Prompt
Copy, in full, each line of the material that holds the word "известно".

Data in this exercise
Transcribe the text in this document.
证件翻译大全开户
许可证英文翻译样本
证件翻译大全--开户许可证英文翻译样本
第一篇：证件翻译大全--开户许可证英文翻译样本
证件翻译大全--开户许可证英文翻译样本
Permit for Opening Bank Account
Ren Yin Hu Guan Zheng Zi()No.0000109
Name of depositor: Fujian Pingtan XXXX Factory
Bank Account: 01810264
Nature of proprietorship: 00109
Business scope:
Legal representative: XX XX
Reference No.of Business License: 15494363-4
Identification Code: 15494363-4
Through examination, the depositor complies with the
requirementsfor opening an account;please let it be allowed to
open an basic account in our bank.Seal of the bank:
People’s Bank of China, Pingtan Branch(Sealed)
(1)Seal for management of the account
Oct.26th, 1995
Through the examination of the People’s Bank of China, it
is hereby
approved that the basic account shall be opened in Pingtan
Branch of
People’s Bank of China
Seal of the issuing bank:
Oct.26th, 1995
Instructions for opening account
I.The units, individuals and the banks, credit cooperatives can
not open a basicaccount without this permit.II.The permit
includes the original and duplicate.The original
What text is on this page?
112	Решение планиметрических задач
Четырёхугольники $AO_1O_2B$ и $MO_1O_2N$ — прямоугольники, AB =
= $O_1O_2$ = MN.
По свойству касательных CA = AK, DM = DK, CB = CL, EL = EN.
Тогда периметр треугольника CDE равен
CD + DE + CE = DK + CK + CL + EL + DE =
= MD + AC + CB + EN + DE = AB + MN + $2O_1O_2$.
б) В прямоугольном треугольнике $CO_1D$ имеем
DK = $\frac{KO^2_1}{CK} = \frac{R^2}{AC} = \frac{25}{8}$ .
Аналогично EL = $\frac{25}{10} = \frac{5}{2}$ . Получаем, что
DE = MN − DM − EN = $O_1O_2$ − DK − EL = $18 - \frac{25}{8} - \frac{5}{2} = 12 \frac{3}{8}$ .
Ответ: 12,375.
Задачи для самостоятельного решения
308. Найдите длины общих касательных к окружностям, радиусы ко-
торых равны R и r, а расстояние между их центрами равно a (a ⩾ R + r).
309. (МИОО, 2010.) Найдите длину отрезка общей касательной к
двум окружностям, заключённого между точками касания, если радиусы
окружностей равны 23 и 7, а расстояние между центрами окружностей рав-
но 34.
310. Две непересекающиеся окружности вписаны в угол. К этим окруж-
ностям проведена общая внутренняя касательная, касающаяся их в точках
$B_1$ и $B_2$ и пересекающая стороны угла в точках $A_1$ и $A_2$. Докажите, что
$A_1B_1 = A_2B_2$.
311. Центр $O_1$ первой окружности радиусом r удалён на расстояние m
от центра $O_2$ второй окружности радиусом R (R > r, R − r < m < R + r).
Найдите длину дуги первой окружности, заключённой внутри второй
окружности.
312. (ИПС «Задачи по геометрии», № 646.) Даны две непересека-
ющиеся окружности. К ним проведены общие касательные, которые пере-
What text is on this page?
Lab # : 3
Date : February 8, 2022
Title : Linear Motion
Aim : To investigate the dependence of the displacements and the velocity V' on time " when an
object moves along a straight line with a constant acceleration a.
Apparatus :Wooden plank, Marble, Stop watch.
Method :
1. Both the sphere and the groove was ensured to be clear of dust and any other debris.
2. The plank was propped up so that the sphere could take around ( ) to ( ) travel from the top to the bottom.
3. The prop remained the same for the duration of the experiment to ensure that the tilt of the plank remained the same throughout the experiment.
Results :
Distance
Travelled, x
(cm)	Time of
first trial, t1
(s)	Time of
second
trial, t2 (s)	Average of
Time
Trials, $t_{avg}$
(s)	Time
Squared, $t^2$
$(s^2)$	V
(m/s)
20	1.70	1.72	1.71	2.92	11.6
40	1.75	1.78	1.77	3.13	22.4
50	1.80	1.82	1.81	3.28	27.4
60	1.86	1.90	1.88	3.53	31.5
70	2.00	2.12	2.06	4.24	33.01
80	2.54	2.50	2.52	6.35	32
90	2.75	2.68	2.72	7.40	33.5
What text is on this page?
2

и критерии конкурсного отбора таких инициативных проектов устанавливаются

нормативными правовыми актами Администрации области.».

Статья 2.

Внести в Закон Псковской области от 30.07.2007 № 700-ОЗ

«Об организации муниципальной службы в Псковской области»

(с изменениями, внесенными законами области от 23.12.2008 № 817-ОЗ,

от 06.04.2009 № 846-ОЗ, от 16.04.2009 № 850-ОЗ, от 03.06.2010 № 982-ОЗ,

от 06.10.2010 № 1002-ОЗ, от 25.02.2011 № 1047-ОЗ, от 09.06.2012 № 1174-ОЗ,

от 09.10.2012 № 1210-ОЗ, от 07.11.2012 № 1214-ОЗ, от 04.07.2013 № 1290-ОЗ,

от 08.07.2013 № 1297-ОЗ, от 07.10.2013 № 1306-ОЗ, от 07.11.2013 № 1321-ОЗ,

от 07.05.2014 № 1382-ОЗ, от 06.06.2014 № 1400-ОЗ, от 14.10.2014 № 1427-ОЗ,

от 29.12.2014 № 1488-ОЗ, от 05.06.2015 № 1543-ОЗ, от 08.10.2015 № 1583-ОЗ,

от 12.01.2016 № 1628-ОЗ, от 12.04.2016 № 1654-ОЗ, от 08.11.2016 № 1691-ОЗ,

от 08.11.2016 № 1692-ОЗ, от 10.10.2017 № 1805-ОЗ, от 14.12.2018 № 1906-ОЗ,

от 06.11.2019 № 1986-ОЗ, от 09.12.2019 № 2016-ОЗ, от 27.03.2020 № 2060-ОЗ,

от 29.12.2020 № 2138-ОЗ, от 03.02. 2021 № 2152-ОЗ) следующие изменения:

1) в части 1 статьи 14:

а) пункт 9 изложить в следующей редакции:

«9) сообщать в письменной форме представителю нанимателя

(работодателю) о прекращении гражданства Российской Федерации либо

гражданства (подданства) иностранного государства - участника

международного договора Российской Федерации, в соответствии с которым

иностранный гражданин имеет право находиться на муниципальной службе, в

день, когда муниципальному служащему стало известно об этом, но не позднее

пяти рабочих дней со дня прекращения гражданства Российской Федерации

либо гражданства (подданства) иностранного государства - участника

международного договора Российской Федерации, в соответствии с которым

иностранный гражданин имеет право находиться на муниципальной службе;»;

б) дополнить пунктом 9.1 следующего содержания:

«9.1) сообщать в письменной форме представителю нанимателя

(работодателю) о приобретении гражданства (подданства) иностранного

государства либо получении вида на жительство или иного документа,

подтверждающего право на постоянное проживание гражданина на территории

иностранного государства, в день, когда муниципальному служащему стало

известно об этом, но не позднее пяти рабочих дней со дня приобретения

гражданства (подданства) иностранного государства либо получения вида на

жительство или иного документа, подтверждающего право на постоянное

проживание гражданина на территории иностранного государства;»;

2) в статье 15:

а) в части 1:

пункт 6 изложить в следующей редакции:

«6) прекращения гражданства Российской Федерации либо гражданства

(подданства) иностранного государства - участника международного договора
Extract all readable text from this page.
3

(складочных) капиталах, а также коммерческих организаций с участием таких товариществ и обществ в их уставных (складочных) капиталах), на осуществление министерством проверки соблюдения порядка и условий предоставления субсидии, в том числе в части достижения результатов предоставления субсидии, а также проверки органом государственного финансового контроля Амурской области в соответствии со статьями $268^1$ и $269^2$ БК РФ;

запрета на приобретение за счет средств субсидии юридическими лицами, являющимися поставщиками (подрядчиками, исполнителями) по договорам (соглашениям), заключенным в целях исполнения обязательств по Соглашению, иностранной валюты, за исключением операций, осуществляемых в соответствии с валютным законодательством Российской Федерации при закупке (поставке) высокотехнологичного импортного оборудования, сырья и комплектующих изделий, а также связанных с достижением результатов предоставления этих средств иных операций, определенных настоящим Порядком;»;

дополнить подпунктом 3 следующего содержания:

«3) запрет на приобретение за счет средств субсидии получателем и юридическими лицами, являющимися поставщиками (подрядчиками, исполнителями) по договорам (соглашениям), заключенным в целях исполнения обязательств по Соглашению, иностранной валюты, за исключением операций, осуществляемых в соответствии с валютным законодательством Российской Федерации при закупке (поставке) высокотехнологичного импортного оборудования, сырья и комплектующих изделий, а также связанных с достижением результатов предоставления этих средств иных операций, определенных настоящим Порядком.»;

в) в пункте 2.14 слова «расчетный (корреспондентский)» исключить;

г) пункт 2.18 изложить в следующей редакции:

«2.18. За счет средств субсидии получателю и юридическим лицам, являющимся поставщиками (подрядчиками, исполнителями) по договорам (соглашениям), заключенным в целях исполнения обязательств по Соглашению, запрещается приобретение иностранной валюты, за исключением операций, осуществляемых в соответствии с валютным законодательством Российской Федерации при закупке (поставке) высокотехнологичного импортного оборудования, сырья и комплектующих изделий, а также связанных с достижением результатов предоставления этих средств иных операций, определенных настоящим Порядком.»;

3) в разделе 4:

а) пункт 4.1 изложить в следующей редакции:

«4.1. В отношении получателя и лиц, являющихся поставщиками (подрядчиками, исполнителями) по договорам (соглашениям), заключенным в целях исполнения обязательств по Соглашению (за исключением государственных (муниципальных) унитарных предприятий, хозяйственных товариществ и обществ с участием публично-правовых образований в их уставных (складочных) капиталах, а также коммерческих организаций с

Answer to this exercise
день, когда муниципальному служащему стало известно об этом, но не позднее
известно об этом, но не позднее пяти рабочих дней со дня приобретения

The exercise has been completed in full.